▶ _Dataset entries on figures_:
- - - - - - -
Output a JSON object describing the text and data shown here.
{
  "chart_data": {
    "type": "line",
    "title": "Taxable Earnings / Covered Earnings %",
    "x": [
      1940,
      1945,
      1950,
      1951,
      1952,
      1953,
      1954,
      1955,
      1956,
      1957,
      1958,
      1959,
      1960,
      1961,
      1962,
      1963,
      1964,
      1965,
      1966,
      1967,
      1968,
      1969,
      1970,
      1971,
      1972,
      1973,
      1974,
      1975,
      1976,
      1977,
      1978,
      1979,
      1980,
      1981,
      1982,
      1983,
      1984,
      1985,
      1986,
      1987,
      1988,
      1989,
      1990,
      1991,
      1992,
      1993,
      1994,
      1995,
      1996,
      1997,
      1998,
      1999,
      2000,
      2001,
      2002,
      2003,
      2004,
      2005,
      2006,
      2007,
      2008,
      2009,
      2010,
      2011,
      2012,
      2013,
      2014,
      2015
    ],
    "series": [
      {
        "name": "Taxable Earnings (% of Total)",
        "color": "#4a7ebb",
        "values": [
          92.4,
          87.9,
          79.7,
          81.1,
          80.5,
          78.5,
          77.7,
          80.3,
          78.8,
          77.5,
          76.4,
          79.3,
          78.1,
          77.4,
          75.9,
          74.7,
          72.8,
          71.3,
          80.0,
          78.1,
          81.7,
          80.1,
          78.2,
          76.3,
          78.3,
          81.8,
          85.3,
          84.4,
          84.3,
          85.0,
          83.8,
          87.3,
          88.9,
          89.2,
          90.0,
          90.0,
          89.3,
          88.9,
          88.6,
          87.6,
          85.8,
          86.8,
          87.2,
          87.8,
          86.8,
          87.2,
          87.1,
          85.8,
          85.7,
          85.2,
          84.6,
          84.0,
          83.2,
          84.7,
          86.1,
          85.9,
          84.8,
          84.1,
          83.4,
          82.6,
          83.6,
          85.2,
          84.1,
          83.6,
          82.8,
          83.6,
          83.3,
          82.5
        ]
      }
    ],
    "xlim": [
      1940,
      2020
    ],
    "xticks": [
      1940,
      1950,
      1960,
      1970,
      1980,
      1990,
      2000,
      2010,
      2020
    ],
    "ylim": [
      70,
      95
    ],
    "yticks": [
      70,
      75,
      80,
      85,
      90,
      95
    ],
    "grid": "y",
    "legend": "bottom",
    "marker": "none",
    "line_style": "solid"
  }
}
- - - - - - -
▶ _AIM OF THE TASK_:
All of the entries above should be written out again exactly.

▶ _ANSWER TO THE PROBLEM_:
Output a JSON object describing the text and data shown here.
{
  "chart_data": {
    "type": "line",
    "title": "Taxable Earnings / Covered Earnings %",
    "x": [
      1940,
      1945,
      1950,
      1951,
      1952,
      1953,
      1954,
      1955,
      1956,
      1957,
      1958,
      1959,
      1960,
      1961,
      1962,
      1963,
      1964,
      1965,
      1966,
      1967,
      1968,
      1969,
      1970,
      1971,
      1972,
      1973,
      1974,
      1975,
      1976,
      1977,
      1978,
      1979,
      1980,
      1981,
      1982,
      1983,
      1984,
      1985,
      1986,
      1987,
      1988,
      1989,
      1990,
      1991,
      1992,
      1993,
      1994,
      1995,
      1996,
      1997,
      1998,
      1999,
      2000,
      2001,
      2002,
      2003,
      2004,
      2005,
      2006,
      2007,
      2008,
      2009,
      2010,
      2011,
      2012,
      2013,
      2014,
      2015
    ],
    "series": [
      {
        "name": "Taxable Earnings (% of Total)",
        "color": "#4a7ebb",
        "values": [
          92.4,
          87.9,
          79.7,
          81.1,
          80.5,
          78.5,
          77.7,
          80.3,
          78.8,
          77.5,
          76.4,
          79.3,
          78.1,
          77.4,
          75.9,
          74.7,
          72.8,
          71.3,
          80.0,
          78.1,
          81.7,
          80.1,
          78.2,
          76.3,
          78.3,
          81.8,
          85.3,
          84.4,
          84.3,
          85.0,
          83.8,
          87.3,
          88.9,
          89.2,
          90.0,
          90.0,
          89.3,
          88.9,
          88.6,
          87.6,
          85.8,
          86.8,
          87.2,
          87.8,
          86.8,
          87.2,
          87.1,
          85.8,
          85.7,
          85.2,
          84.6,
          84.0,
          83.2,
          84.7,
          86.1,
          85.9,
          84.8,
          84.1,
          83.4,
          82.6,
          83.6,
          85.2,
          84.1,
          83.6,
          82.8,
          83.6,
          83.3,
          82.5
        ]
      }
    ],
    "xlim": [
      1940,
      2020
    ],
    "xticks": [
      1940,
      1950,
      1960,
      1970,
      1980,
      1990,
      2000,
      2010,
      2020
    ],
    "ylim": [
      70,
      95
    ],
    "yticks": [
      70,
      75,
      80,
      85,
      90,
      95
    ],
    "grid": "y",
    "legend": "bottom",
    "marker": "none",
    "line_style": "solid"
  }
}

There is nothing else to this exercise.